--- Given instruction ---
Examine the material below and count the lines that hold the word "Transform". Report only the number.

Collected data:

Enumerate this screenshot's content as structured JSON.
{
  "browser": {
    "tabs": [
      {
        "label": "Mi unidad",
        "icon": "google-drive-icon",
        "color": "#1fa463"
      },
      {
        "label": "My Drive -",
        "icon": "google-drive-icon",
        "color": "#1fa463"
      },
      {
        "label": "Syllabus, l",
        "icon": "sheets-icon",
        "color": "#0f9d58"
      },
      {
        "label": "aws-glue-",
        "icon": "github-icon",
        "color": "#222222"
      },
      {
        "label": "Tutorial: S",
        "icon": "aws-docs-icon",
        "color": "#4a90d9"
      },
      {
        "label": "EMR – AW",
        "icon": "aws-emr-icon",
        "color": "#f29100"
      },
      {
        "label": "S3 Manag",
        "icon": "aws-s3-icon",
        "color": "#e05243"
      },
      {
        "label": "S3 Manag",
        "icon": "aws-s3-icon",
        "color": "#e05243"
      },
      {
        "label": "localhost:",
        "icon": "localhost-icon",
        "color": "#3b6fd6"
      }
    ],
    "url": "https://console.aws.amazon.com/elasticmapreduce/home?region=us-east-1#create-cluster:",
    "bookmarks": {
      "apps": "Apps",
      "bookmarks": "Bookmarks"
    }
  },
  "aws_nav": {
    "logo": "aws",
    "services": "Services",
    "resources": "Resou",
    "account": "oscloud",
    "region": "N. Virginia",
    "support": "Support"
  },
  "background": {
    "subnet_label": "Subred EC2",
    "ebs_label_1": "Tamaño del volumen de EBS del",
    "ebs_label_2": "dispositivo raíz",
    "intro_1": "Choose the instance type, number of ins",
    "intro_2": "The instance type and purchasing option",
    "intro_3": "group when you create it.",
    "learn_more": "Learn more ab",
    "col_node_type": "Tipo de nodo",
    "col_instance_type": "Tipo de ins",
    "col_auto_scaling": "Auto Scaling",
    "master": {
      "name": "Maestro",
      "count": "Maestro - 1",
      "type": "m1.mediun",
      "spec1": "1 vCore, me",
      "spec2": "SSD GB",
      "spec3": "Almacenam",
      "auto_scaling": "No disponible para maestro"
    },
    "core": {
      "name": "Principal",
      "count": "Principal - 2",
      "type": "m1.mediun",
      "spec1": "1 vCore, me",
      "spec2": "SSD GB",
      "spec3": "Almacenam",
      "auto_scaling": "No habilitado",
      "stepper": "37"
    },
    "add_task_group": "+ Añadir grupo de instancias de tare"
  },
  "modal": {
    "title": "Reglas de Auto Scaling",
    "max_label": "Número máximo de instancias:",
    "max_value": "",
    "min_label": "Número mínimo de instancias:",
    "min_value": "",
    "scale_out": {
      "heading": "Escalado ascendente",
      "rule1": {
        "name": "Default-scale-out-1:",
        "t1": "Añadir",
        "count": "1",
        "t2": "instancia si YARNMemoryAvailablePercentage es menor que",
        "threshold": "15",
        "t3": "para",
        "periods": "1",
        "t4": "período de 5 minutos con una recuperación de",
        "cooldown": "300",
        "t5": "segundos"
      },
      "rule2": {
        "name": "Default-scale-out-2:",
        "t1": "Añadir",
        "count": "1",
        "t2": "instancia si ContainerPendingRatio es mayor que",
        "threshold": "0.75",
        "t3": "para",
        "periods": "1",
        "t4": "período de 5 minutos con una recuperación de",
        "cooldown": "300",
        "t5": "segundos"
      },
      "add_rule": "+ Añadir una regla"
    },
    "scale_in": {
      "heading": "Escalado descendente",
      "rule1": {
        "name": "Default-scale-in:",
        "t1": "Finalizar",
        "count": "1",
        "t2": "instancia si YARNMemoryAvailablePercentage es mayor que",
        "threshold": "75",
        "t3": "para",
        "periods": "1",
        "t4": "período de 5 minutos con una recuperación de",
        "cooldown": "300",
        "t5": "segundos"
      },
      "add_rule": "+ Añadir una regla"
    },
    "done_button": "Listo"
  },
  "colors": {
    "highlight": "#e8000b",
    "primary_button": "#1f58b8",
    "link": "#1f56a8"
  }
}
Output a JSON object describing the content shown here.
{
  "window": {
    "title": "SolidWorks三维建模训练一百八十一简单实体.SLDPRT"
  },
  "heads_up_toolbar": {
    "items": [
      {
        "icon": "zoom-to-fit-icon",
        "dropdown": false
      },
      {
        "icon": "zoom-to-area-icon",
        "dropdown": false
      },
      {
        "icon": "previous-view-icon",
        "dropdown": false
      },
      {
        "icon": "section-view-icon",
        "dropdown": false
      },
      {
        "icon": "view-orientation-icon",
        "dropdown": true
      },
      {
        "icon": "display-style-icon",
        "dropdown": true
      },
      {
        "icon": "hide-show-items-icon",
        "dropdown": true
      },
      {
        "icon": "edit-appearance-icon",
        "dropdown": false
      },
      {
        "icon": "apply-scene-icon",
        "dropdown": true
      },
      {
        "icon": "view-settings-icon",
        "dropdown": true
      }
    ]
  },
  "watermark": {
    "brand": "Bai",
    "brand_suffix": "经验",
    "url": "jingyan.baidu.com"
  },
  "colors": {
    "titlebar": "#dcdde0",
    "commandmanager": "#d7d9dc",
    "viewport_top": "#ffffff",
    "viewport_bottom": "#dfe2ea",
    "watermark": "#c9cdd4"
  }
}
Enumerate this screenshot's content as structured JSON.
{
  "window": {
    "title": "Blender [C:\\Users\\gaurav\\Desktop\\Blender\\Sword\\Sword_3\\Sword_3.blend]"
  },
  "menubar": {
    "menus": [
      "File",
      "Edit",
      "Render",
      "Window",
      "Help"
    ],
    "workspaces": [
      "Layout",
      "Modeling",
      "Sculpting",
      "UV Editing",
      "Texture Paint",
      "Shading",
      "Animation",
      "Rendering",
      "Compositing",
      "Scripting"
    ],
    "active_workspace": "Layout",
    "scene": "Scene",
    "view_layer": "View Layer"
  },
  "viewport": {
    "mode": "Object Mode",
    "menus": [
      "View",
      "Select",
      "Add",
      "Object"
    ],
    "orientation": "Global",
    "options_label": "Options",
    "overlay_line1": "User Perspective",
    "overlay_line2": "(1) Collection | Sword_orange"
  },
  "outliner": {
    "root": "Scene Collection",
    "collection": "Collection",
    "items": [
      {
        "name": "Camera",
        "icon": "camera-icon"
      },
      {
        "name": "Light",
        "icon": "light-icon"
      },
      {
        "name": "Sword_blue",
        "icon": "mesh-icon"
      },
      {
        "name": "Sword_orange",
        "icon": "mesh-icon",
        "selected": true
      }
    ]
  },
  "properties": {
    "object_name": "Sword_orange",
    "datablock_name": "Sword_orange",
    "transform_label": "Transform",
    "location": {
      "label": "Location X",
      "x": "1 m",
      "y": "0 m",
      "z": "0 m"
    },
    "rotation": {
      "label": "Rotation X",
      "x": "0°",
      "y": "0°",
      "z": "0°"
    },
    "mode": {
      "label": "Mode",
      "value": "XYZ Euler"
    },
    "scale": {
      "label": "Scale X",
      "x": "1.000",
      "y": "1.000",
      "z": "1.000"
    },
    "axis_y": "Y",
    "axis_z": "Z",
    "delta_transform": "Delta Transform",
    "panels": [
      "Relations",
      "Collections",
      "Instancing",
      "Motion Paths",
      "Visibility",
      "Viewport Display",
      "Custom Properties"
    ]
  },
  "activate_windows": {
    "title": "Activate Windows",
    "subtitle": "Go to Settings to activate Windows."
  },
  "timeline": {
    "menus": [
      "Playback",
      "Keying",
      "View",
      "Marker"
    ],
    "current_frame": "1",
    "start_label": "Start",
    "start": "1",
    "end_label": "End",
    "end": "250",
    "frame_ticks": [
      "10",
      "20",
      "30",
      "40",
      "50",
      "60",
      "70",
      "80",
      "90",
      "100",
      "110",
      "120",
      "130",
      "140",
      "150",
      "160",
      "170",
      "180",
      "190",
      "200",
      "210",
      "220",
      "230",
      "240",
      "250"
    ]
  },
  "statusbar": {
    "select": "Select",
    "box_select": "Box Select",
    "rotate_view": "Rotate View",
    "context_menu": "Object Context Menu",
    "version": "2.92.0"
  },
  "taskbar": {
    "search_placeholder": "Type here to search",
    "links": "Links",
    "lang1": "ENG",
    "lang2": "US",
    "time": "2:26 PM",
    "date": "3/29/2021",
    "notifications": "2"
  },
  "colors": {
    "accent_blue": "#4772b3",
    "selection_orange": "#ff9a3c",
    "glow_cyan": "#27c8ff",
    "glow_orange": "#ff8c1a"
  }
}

--- Solution for this problem ---
2